It appears NAEP administrators have short memories. At this year’s event, there was no mention of the analysis offered by the experts on last year’s panel. When an audience member asked about the discrepancy between math and reading scores, the NAEP official taking questions merely shrugged. “We don’t seem to know how to move the scores for reading but we do for math,” was all she offered—along with an aside about how the “Reading Wars” seem to be back.

That’s a reference to a debate that erupted in the 1990s about the best way to teach children how to sound out words. Thanks to reporting by radio journalist Emily Hanford, it’s recently become clear that many children still aren’t being taught phonics in the systematic way that is backed by abundant scientific evidence. That news seems to have also reached Education Secretary Betsy DeVos, who spoke at the “NAEP Day” event. In addition to touting school choice as the remedy for low reading scores, DeVos blamed them on teachers, declaring that “America’s educators know what it takes to teach a student to read”—meaning phonics. In fact, that’s the problem: many educators don’t know, due to deficiencies in their training. Nor have they been informed about the need to build knowledge to boost comprehension—which is perhaps an even more widespread problem, and certainly one that has been more overlooked.

- [Dataset content]:

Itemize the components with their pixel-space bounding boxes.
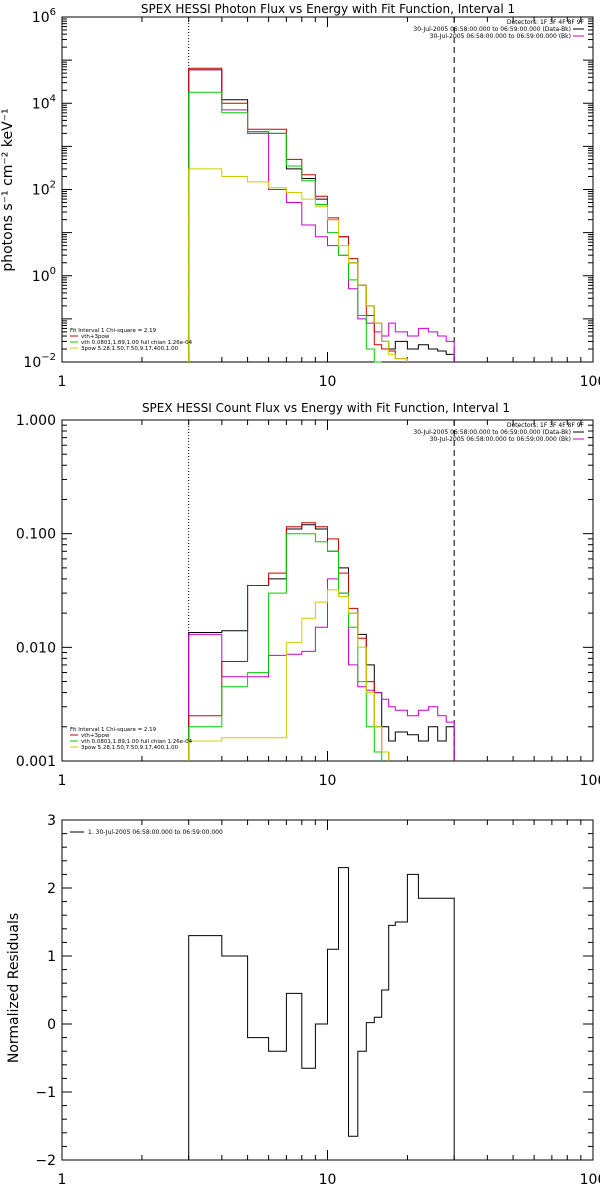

- [Required task]: Copy the passage on NAEP reading scores word for word, in full. The data that comes after the passage is a separate set of material.

- [Worked answer]:
It appears NAEP administrators have short memories. At this year’s event, there was no mention of the analysis offered by the experts on last year’s panel. When an audience member asked about the discrepancy between math and reading scores, the NAEP official taking questions merely shrugged. “We don’t seem to know how to move the scores for reading but we do for math,” was all she offered—along with an aside about how the “Reading Wars” seem to be back.

That’s a reference to a debate that erupted in the 1990s about the best way to teach children how to sound out words. Thanks to reporting by radio journalist Emily Hanford, it’s recently become clear that many children still aren’t being taught phonics in the systematic way that is backed by abundant scientific evidence. That news seems to have also reached Education Secretary Betsy DeVos, who spoke at the “NAEP Day” event. In addition to touting school choice as the remedy for low reading scores, DeVos blamed them on teachers, declaring that “America’s educators know what it takes to teach a student to read”—meaning phonics. In fact, that’s the problem: many educators don’t know, due to deficiencies in their training. Nor have they been informed about the need to build knowledge to boost comprehension—which is perhaps an even more widespread problem, and certainly one that has been more overlooked.